* Directions:
Pick out all lines of the entries that include the word "中国古代文学史" and copy them.

========================================================================

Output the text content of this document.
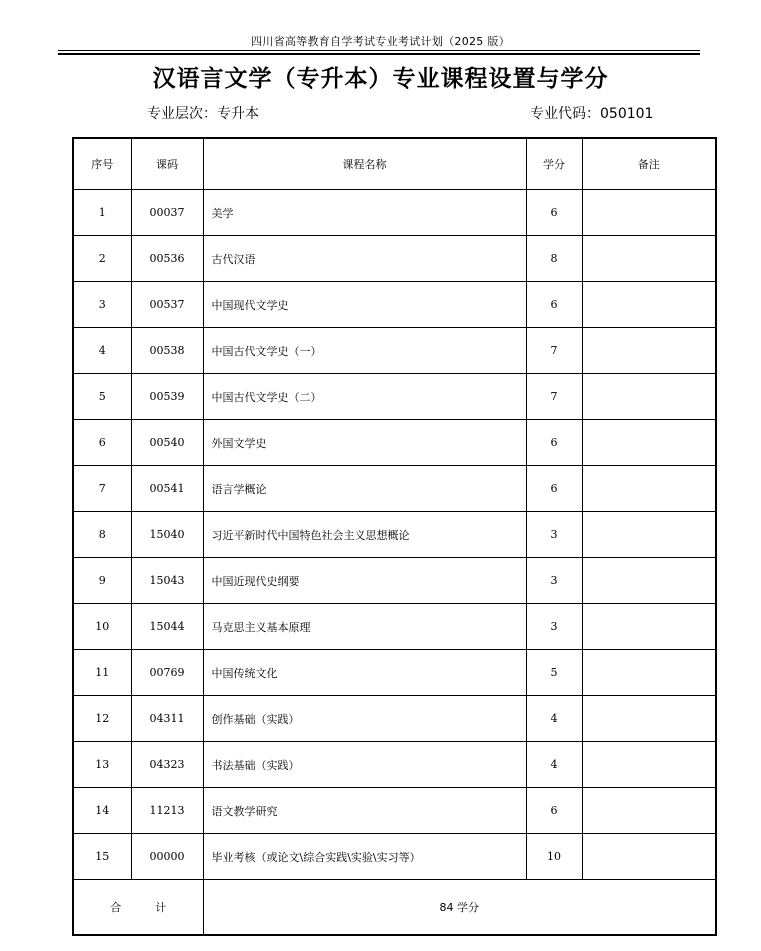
四川省高等教育自学考试专业考试计划（2025 版）
汉语言文学（专升本）专业课程设置与学分
专业层次：专升本	专业代码：050101
序号	课码	课程名称	学分	备注
1	00037	美学	6	
2	00536	古代汉语	8	
3	00537	中国现代文学史	6	
4	00538	中国古代文学史（一）	7	
5	00539	中国古代文学史（二）	7	
6	00540	外国文学史	6	
7	00541	语言学概论	6	
8	15040	习近平新时代中国特色社会主义思想概论	3	
9	15043	中国近现代史纲要	3	
10	15044	马克思主义基本原理	3	
11	00769	中国传统文化	5	
12	04311	创作基础（实践）	4	
13	04323	书法基础（实践）	4	
14	11213	语文教学研究	6	
15	00000	毕业考核（或论文\综合实践\实验\实习等）	10	
合 计		84 学分		
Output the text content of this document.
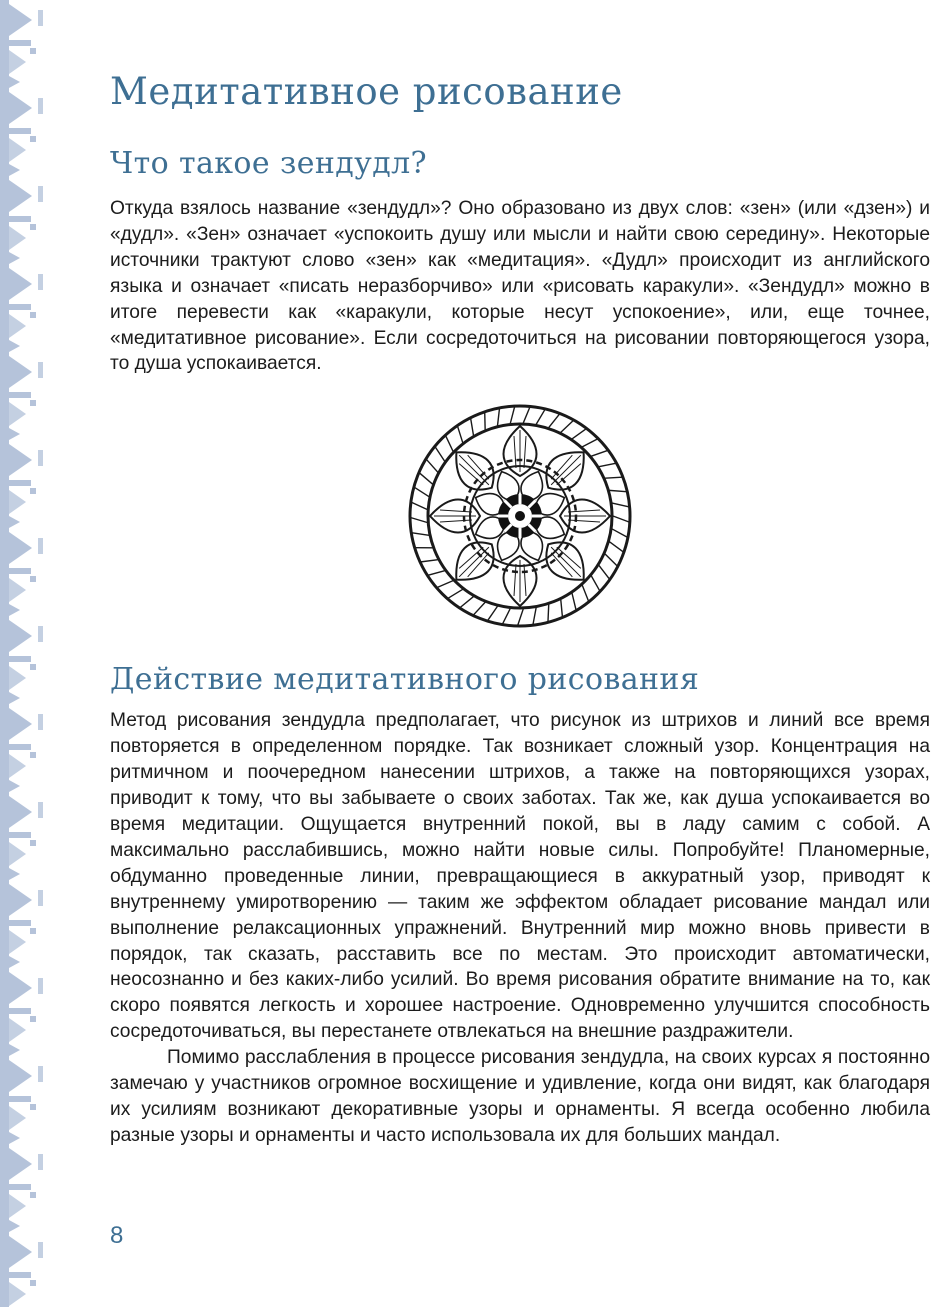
Медитативное рисование
Что такое зендудл?

Откуда взялось название «зендудл»? Оно образовано из двух слов: «зен» (или «дзен») и «дудл». «Зен» означает «успокоить душу или мысли и найти свою середину». Некоторые источники трактуют слово «зен» как «медитация». «Дудл» происходит из английского языка и означает «писать неразборчиво» или «рисовать каракули». «Зендудл» можно в итоге перевести как «каракули, которые несут успокоение», или, еще точнее, «медитативное рисование». Если сосредоточиться на рисовании повторяющегося узора, то душа успокаивается.

Действие медитативного рисования

Метод рисования зендудла предполагает, что рисунок из штрихов и линий все время повторяется в определенном порядке. Так возникает сложный узор. Концентрация на ритмичном и поочередном нанесении штрихов, а также на повторяющихся узорах, приводит к тому, что вы забываете о своих заботах. Так же, как душа успокаивается во время медитации. Ощущается внутренний покой, вы в ладу самим с собой. А максимально расслабившись, можно найти новые силы. Попробуйте! Планомерные, обдуманно проведенные линии, превращающиеся в аккуратный узор, приводят к внутреннему умиротворению — таким же эффектом обладает рисование мандал или выполнение релаксационных упражнений. Внутренний мир можно вновь привести в порядок, так сказать, расставить все по местам. Это происходит автоматически, неосознанно и без каких-либо усилий. Во время рисования обратите внимание на то, как скоро появятся легкость и хорошее настроение. Одновременно улучшится способность сосредоточиваться, вы перестанете отвлекаться на внешние раздражители.

Помимо расслабления в процессе рисования зендудла, на своих курсах я постоянно замечаю у участников огромное восхищение и удивление, когда они видят, как благодаря их усилиям возникают декоративные узоры и орнаменты. Я всегда особенно любила разные узоры и орнаменты и часто использовала их для больших мандал.

8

========================================================================

* Written solution:
4	00538	中国古代文学史（一）	7	
5	00539	中国古代文学史（二）	7	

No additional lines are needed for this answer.